EXERCISE DIRECTIONS:
Copy the items below word for word, omitting the pictures.

____

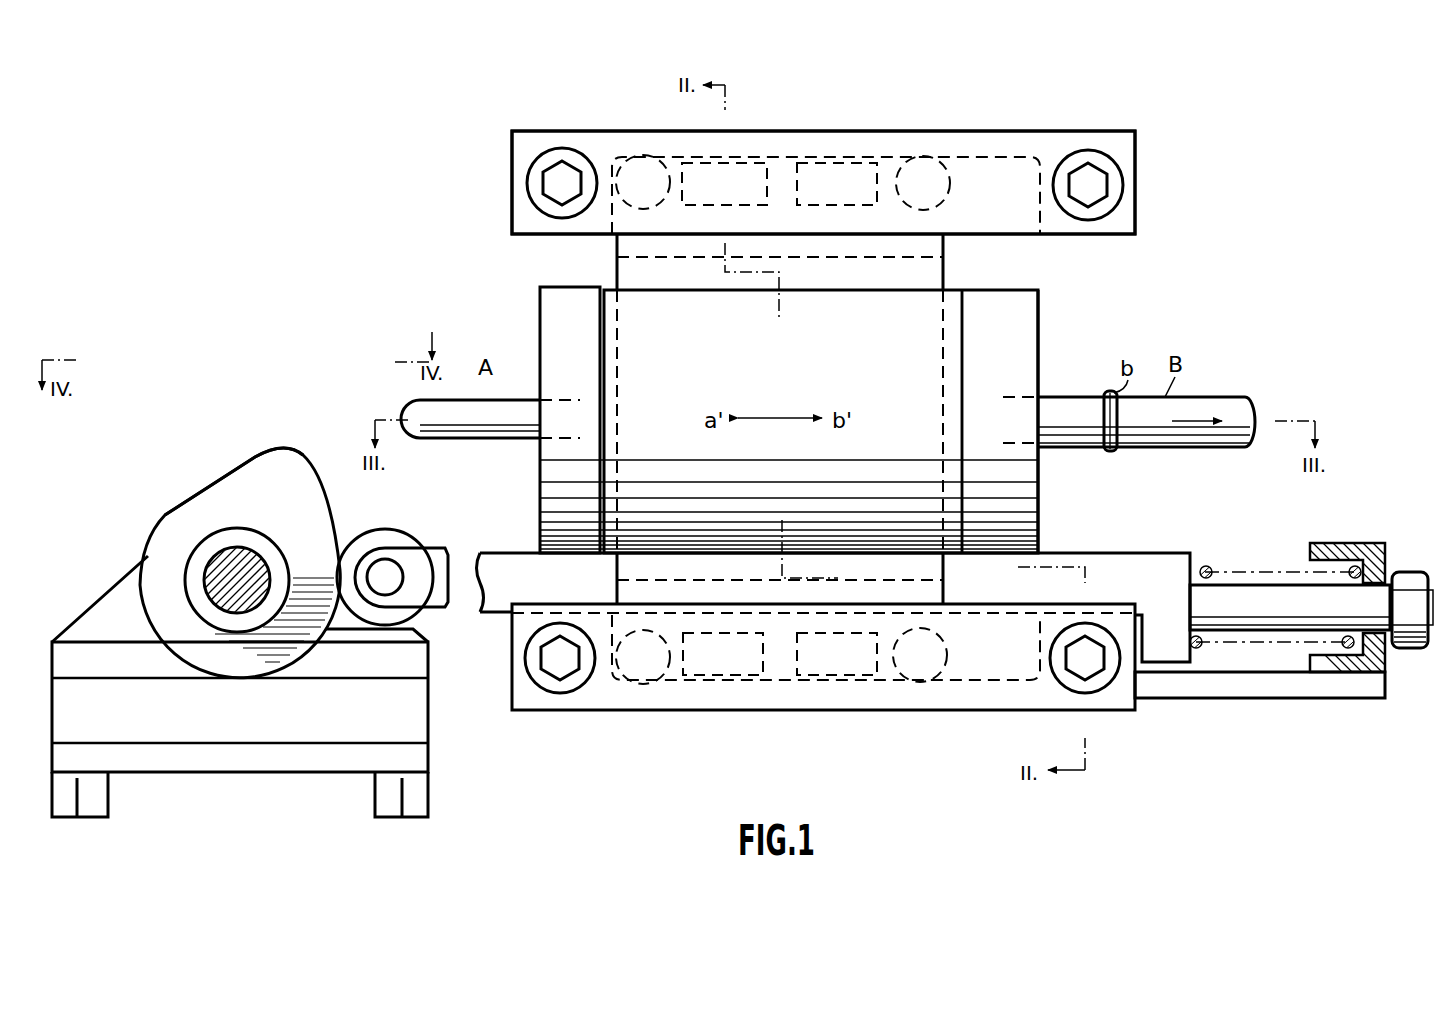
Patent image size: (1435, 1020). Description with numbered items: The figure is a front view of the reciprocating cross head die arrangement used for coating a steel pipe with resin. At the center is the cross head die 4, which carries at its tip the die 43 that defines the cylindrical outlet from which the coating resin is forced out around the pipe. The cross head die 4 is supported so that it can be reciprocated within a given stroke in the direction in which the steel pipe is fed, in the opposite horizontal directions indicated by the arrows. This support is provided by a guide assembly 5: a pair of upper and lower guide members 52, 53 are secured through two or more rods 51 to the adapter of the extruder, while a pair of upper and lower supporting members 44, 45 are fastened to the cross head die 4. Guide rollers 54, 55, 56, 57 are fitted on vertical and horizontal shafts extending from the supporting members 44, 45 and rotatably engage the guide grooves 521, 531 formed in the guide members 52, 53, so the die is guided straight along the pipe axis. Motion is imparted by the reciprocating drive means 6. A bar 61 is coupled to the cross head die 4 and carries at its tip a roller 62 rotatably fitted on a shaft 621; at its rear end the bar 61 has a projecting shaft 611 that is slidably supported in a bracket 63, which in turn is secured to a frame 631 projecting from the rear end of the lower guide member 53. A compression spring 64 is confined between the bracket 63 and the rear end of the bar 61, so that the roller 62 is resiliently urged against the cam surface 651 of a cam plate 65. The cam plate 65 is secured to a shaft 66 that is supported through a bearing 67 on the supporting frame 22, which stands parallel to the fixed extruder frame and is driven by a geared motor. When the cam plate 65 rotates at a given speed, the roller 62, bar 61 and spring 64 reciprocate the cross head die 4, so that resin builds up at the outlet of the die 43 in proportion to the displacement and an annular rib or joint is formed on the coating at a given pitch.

The cross head die 4 is at (923, 376).
The die 43 is at (1030, 338).
The upper supporting member 44 is at (860, 278).
The lower supporting member 45 is at (780, 578).
The guide assembly 5 is at (597, 130).
The rods 51 is at (527, 180).
The upper guide member 52 is at (1066, 131).
The guide groove 521 is at (1006, 167).
The lower guide member 53 is at (588, 694).
The guide groove 531 is at (983, 682).
The guide roller 54 is at (800, 682).
The guide roller 55 is at (666, 170).
The guide roller 56 is at (661, 684).
The guide roller 57 is at (800, 165).
The reciprocating drive means 6 is at (250, 610).
The bar 61 is at (497, 555).
The projecting shaft 611 is at (1252, 590).
The roller 62 is at (414, 538).
The shaft 621 is at (381, 560).
The bracket 63 is at (1328, 545).
The frame 631 is at (1240, 690).
The compression spring 64 is at (1207, 566).
The cam plate 65 is at (192, 498).
The cam surface 651 is at (246, 461).
The shaft 66 is at (232, 553).
The bearing 67 is at (112, 590).
The supporting frame 22 is at (260, 760).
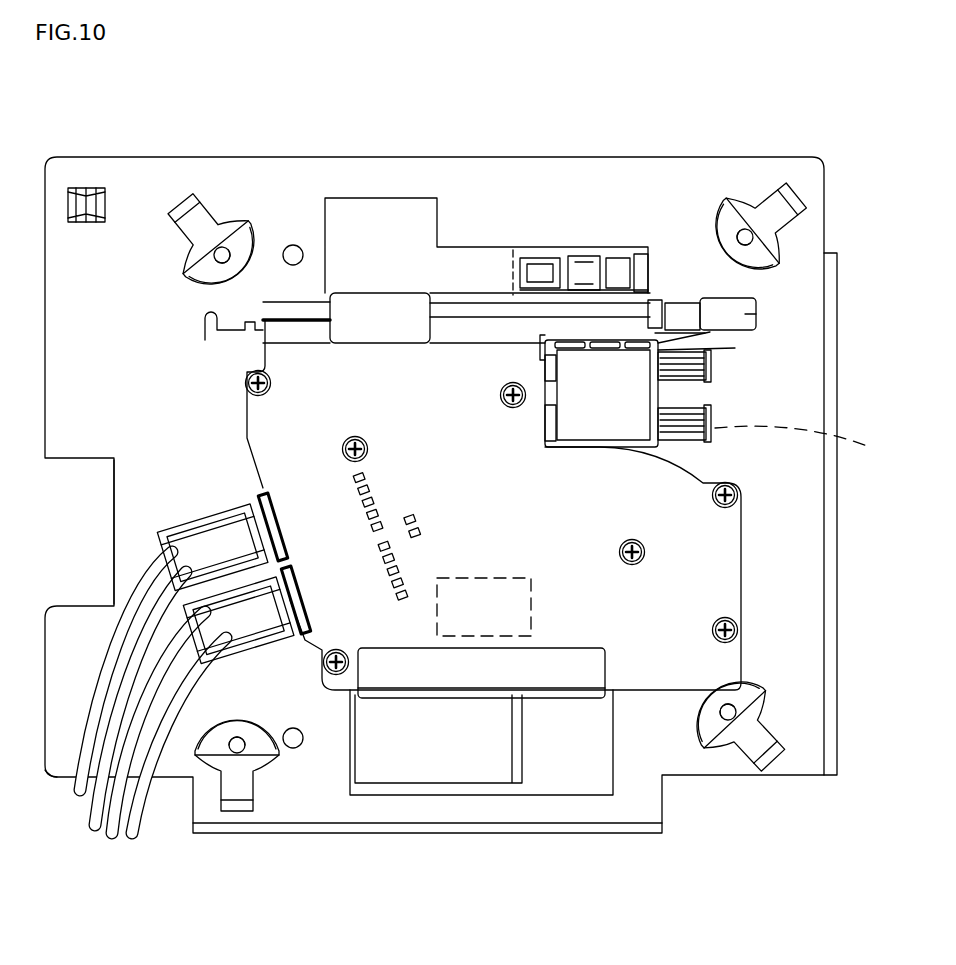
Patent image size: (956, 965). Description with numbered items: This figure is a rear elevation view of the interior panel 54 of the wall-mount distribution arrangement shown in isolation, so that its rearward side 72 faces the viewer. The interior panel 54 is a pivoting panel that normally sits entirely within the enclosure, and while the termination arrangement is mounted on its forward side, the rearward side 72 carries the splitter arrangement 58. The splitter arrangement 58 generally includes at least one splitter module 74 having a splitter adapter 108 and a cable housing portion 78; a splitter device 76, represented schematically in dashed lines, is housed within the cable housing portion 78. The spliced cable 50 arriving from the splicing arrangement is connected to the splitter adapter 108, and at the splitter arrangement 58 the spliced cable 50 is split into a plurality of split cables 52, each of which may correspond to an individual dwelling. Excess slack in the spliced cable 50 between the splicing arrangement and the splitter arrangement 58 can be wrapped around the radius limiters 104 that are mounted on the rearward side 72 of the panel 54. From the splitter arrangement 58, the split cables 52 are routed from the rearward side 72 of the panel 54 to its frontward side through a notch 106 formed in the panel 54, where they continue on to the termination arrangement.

The spliced cable 50 is at (797, 426).
The split cables 52 is at (125, 685).
The interior panel 54 is at (628, 188).
The splitter arrangement 58 is at (722, 388).
The rearward side 72 is at (138, 379).
The splitter module 74 is at (466, 244).
The splitter device 76 is at (473, 578).
The cable housing portion 78 is at (718, 568).
The radius limiters 104 is at (200, 218).
The notch 106 is at (57, 790).
The splitter adapter 108 is at (628, 363).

____

ANSWER FOR THE TASK:
Patent image size: (1435, 1020). Description with numbered items: The figure is a front view of the reciprocating cross head die arrangement used for coating a steel pipe with resin. At the center is the cross head die 4, which carries at its tip the die 43 that defines the cylindrical outlet from which the coating resin is forced out around the pipe. The cross head die 4 is supported so that it can be reciprocated within a given stroke in the direction in which the steel pipe is fed, in the opposite horizontal directions indicated by the arrows. This support is provided by a guide assembly 5: a pair of upper and lower guide members 52, 53 are secured through two or more rods 51 to the adapter of the extruder, while a pair of upper and lower supporting members 44, 45 are fastened to the cross head die 4. Guide rollers 54, 55, 56, 57 are fitted on vertical and horizontal shafts extending from the supporting members 44, 45 and rotatably engage the guide grooves 521, 531 formed in the guide members 52, 53, so the die is guided straight along the pipe axis. Motion is imparted by the reciprocating drive means 6. A bar 61 is coupled to the cross head die 4 and carries at its tip a roller 62 rotatably fitted on a shaft 621; at its rear end the bar 61 has a projecting shaft 611 that is slidably supported in a bracket 63, which in turn is secured to a frame 631 projecting from the rear end of the lower guide member 53. A compression spring 64 is confined between the bracket 63 and the rear end of the bar 61, so that the roller 62 is resiliently urged against the cam surface 651 of a cam plate 65. The cam plate 65 is secured to a shaft 66 that is supported through a bearing 67 on the supporting frame 22, which stands parallel to the fixed extruder frame and is driven by a geared motor. When the cam plate 65 rotates at a given speed, the roller 62, bar 61 and spring 64 reciprocate the cross head die 4, so that resin builds up at the outlet of the die 43 in proportion to the displacement and an annular rib or joint is formed on the coating at a given pitch.

The cross head die 4 is at (923, 376).
The die 43 is at (1030, 338).
The upper supporting member 44 is at (860, 278).
The lower supporting member 45 is at (780, 578).
The guide assembly 5 is at (597, 130).
The rods 51 is at (527, 180).
The upper guide member 52 is at (1066, 131).
The guide groove 521 is at (1006, 167).
The lower guide member 53 is at (588, 694).
The guide groove 531 is at (983, 682).
The guide roller 54 is at (800, 682).
The guide roller 55 is at (666, 170).
The guide roller 56 is at (661, 684).
The guide roller 57 is at (800, 165).
The reciprocating drive means 6 is at (250, 610).
The bar 61 is at (497, 555).
The projecting shaft 611 is at (1252, 590).
The roller 62 is at (414, 538).
The shaft 621 is at (381, 560).
The bracket 63 is at (1328, 545).
The frame 631 is at (1240, 690).
The compression spring 64 is at (1207, 566).
The cam plate 65 is at (192, 498).
The cam surface 651 is at (246, 461).
The shaft 66 is at (232, 553).
The bearing 67 is at (112, 590).
The supporting frame 22 is at (260, 760).
Patent image size: (956, 965). Description with numbered items: This figure is a rear elevation view of the interior panel 54 of the wall-mount distribution arrangement shown in isolation, so that its rearward side 72 faces the viewer. The interior panel 54 is a pivoting panel that normally sits entirely within the enclosure, and while the termination arrangement is mounted on its forward side, the rearward side 72 carries the splitter arrangement 58. The splitter arrangement 58 generally includes at least one splitter module 74 having a splitter adapter 108 and a cable housing portion 78; a splitter device 76, represented schematically in dashed lines, is housed within the cable housing portion 78. The spliced cable 50 arriving from the splicing arrangement is connected to the splitter adapter 108, and at the splitter arrangement 58 the spliced cable 50 is split into a plurality of split cables 52, each of which may correspond to an individual dwelling. Excess slack in the spliced cable 50 between the splicing arrangement and the splitter arrangement 58 can be wrapped around the radius limiters 104 that are mounted on the rearward side 72 of the panel 54. From the splitter arrangement 58, the split cables 52 are routed from the rearward side 72 of the panel 54 to its frontward side through a notch 106 formed in the panel 54, where they continue on to the termination arrangement.

The spliced cable 50 is at (797, 426).
The split cables 52 is at (125, 685).
The interior panel 54 is at (628, 188).
The splitter arrangement 58 is at (722, 388).
The rearward side 72 is at (138, 379).
The splitter module 74 is at (466, 244).
The splitter device 76 is at (473, 578).
The cable housing portion 78 is at (718, 568).
The radius limiters 104 is at (200, 218).
The notch 106 is at (57, 790).
The splitter adapter 108 is at (628, 363).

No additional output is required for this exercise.